Dataset excerpts
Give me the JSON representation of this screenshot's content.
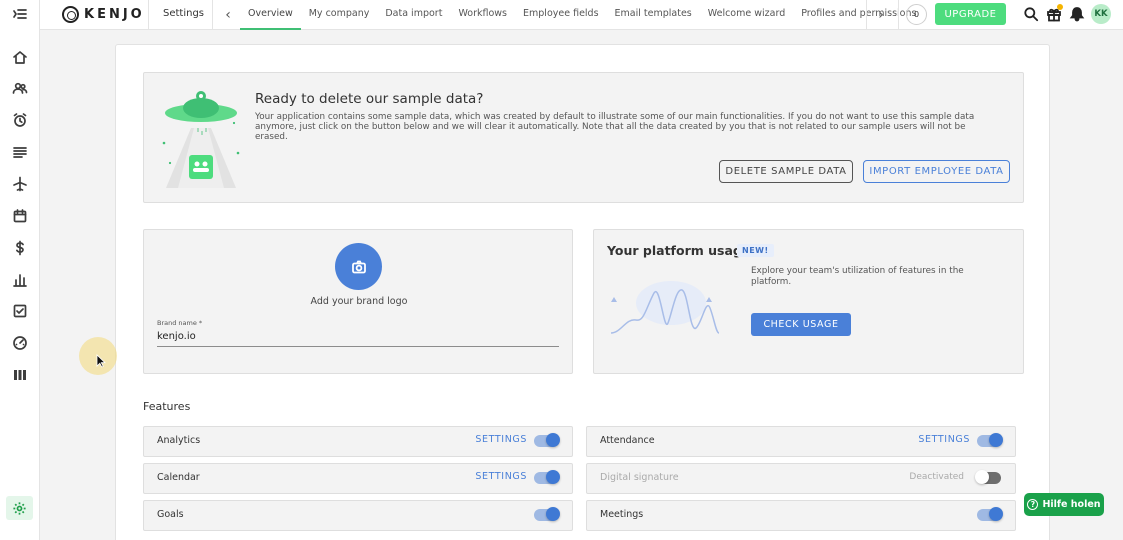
{
  "app": {
    "logo_text": "KENJO",
    "section_title": "Settings"
  },
  "header": {
    "tabs": [
      {
        "label": "Overview",
        "active": true
      },
      {
        "label": "My company"
      },
      {
        "label": "Data import"
      },
      {
        "label": "Workflows"
      },
      {
        "label": "Employee fields"
      },
      {
        "label": "Email templates"
      },
      {
        "label": "Welcome wizard"
      },
      {
        "label": "Profiles and permissions"
      }
    ],
    "counter": "0",
    "upgrade_label": "UPGRADE",
    "avatar_initials": "KK",
    "icons": [
      "search-icon",
      "gift-icon",
      "bell-icon"
    ],
    "notification_color": "#f5b400"
  },
  "sidebar": {
    "items": [
      "menu-toggle-icon",
      "home-icon",
      "people-icon",
      "alarm-clock-icon",
      "list-icon",
      "airplane-icon",
      "calendar-icon",
      "dollar-icon",
      "bar-chart-icon",
      "checkbox-icon",
      "gauge-icon",
      "columns-icon",
      "gear-icon"
    ],
    "active_item": "gear-icon"
  },
  "sample_data": {
    "title": "Ready to delete our sample data?",
    "text": "Your application contains some sample data, which was created by default to illustrate some of our main functionalities. If you do not want to use this sample data anymore, just click on the button below and we will clear it automatically. Note that all the data created by you that is not related to our sample users will not be erased.",
    "delete_label": "DELETE SAMPLE DATA",
    "import_label": "IMPORT EMPLOYEE DATA"
  },
  "brand": {
    "logo_label": "Add your brand logo",
    "field_label": "Brand name *",
    "field_value": "kenjo.io"
  },
  "usage": {
    "title": "Your platform usage",
    "badge": "NEW!",
    "text": "Explore your team's utilization of features in the platform.",
    "button_label": "CHECK USAGE"
  },
  "features": {
    "title": "Features",
    "items": [
      {
        "name": "Analytics",
        "link": "SETTINGS",
        "enabled": true
      },
      {
        "name": "Attendance",
        "link": "SETTINGS",
        "enabled": true
      },
      {
        "name": "Calendar",
        "link": "SETTINGS",
        "enabled": true
      },
      {
        "name": "Digital signature",
        "status": "Deactivated",
        "enabled": false
      },
      {
        "name": "Goals",
        "enabled": true
      },
      {
        "name": "Meetings",
        "enabled": true
      }
    ]
  },
  "help": {
    "label": "Hilfe holen"
  },
  "colors": {
    "accent_green": "#4ddc7e",
    "primary_blue": "#4a80d8",
    "help_green": "#1aa14a"
  }
}
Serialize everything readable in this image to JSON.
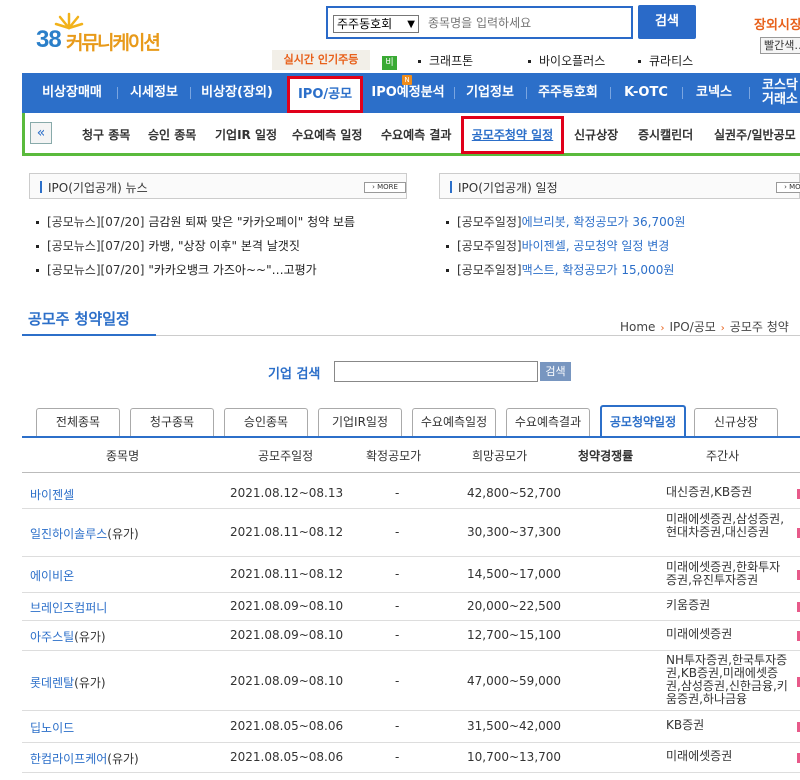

WORK TO DO
Quote every line word for word and keep the images out of the copy.

OUTPUT FOR THIS EXERCISE
Give me the JSON representation of this screenshot's content.
{
  "app": {
    "logo_text": "KENJO",
    "section_title": "Settings"
  },
  "header": {
    "tabs": [
      {
        "label": "Overview",
        "active": true
      },
      {
        "label": "My company"
      },
      {
        "label": "Data import"
      },
      {
        "label": "Workflows"
      },
      {
        "label": "Employee fields"
      },
      {
        "label": "Email templates"
      },
      {
        "label": "Welcome wizard"
      },
      {
        "label": "Profiles and permissions"
      }
    ],
    "counter": "0",
    "upgrade_label": "UPGRADE",
    "avatar_initials": "KK",
    "icons": [
      "search-icon",
      "gift-icon",
      "bell-icon"
    ],
    "notification_color": "#f5b400"
  },
  "sidebar": {
    "items": [
      "menu-toggle-icon",
      "home-icon",
      "people-icon",
      "alarm-clock-icon",
      "list-icon",
      "airplane-icon",
      "calendar-icon",
      "dollar-icon",
      "bar-chart-icon",
      "checkbox-icon",
      "gauge-icon",
      "columns-icon",
      "gear-icon"
    ],
    "active_item": "gear-icon"
  },
  "sample_data": {
    "title": "Ready to delete our sample data?",
    "text": "Your application contains some sample data, which was created by default to illustrate some of our main functionalities. If you do not want to use this sample data anymore, just click on the button below and we will clear it automatically. Note that all the data created by you that is not related to our sample users will not be erased.",
    "delete_label": "DELETE SAMPLE DATA",
    "import_label": "IMPORT EMPLOYEE DATA"
  },
  "brand": {
    "logo_label": "Add your brand logo",
    "field_label": "Brand name *",
    "field_value": "kenjo.io"
  },
  "usage": {
    "title": "Your platform usage",
    "badge": "NEW!",
    "text": "Explore your team's utilization of features in the platform.",
    "button_label": "CHECK USAGE"
  },
  "features": {
    "title": "Features",
    "items": [
      {
        "name": "Analytics",
        "link": "SETTINGS",
        "enabled": true
      },
      {
        "name": "Attendance",
        "link": "SETTINGS",
        "enabled": true
      },
      {
        "name": "Calendar",
        "link": "SETTINGS",
        "enabled": true
      },
      {
        "name": "Digital signature",
        "status": "Deactivated",
        "enabled": false
      },
      {
        "name": "Goals",
        "enabled": true
      },
      {
        "name": "Meetings",
        "enabled": true
      }
    ]
  },
  "help": {
    "label": "Hilfe holen"
  },
  "colors": {
    "accent_green": "#4ddc7e",
    "primary_blue": "#4a80d8",
    "help_green": "#1aa14a"
  }
}
Serialize everything readable in this image to JSON.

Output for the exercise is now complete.